(Stored items)

┌──

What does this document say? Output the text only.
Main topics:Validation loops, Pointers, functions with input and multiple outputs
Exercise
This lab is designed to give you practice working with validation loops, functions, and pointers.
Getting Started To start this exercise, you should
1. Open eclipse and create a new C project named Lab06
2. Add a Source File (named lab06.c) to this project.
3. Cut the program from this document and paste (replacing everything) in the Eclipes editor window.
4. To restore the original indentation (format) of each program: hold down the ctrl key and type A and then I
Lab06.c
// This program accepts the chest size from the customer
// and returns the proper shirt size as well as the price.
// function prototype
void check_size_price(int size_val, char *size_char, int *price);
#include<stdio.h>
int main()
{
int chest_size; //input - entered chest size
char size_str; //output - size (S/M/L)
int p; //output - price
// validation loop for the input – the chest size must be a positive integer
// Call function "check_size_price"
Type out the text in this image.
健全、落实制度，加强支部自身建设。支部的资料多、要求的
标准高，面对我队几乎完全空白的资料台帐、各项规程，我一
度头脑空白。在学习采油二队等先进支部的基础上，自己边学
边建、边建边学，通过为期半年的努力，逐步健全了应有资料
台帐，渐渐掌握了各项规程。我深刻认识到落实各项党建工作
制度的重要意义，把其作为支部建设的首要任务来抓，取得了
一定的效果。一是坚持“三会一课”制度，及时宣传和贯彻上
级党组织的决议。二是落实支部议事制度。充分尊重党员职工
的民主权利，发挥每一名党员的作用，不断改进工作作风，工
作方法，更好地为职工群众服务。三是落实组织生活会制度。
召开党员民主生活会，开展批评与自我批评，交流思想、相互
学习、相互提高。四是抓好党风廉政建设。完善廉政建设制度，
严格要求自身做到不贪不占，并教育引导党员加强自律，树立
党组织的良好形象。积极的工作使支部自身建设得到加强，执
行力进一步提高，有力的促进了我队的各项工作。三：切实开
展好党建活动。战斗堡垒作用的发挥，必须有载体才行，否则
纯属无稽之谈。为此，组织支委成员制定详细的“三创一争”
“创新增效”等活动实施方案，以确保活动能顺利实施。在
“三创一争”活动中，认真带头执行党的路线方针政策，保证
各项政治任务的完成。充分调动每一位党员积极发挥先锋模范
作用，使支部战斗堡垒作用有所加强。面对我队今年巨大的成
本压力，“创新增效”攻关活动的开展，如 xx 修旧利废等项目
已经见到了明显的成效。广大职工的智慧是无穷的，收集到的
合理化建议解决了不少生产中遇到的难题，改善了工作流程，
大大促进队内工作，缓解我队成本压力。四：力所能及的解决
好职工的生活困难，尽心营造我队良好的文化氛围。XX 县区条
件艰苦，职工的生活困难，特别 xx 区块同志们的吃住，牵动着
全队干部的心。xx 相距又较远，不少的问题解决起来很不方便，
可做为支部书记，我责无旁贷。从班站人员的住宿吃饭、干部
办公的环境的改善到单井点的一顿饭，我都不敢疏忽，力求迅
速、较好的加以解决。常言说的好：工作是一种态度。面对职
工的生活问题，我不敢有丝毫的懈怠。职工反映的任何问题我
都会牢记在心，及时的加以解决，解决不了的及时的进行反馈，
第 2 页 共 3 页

└──

* _Work instructions_: Repeat exactly the lines above, starting with the line that contains "Type out the text in this image." and ending with the last line, both included, and nothing else.

* _Task solution_:
Type out the text in this image.
健全、落实制度，加强支部自身建设。支部的资料多、要求的
标准高，面对我队几乎完全空白的资料台帐、各项规程，我一
度头脑空白。在学习采油二队等先进支部的基础上，自己边学
边建、边建边学，通过为期半年的努力，逐步健全了应有资料
台帐，渐渐掌握了各项规程。我深刻认识到落实各项党建工作
制度的重要意义，把其作为支部建设的首要任务来抓，取得了
一定的效果。一是坚持“三会一课”制度，及时宣传和贯彻上
级党组织的决议。二是落实支部议事制度。充分尊重党员职工
的民主权利，发挥每一名党员的作用，不断改进工作作风，工
作方法，更好地为职工群众服务。三是落实组织生活会制度。
召开党员民主生活会，开展批评与自我批评，交流思想、相互
学习、相互提高。四是抓好党风廉政建设。完善廉政建设制度，
严格要求自身做到不贪不占，并教育引导党员加强自律，树立
党组织的良好形象。积极的工作使支部自身建设得到加强，执
行力进一步提高，有力的促进了我队的各项工作。三：切实开
展好党建活动。战斗堡垒作用的发挥，必须有载体才行，否则
纯属无稽之谈。为此，组织支委成员制定详细的“三创一争”
“创新增效”等活动实施方案，以确保活动能顺利实施。在
“三创一争”活动中，认真带头执行党的路线方针政策，保证
各项政治任务的完成。充分调动每一位党员积极发挥先锋模范
作用，使支部战斗堡垒作用有所加强。面对我队今年巨大的成
本压力，“创新增效”攻关活动的开展，如 xx 修旧利废等项目
已经见到了明显的成效。广大职工的智慧是无穷的，收集到的
合理化建议解决了不少生产中遇到的难题，改善了工作流程，
大大促进队内工作，缓解我队成本压力。四：力所能及的解决
好职工的生活困难，尽心营造我队良好的文化氛围。XX 县区条
件艰苦，职工的生活困难，特别 xx 区块同志们的吃住，牵动着
全队干部的心。xx 相距又较远，不少的问题解决起来很不方便，
可做为支部书记，我责无旁贷。从班站人员的住宿吃饭、干部
办公的环境的改善到单井点的一顿饭，我都不敢疏忽，力求迅
速、较好的加以解决。常言说的好：工作是一种态度。面对职
工的生活问题，我不敢有丝毫的懈怠。职工反映的任何问题我
都会牢记在心，及时的加以解决，解决不了的及时的进行反馈，
第 2 页 共 3 页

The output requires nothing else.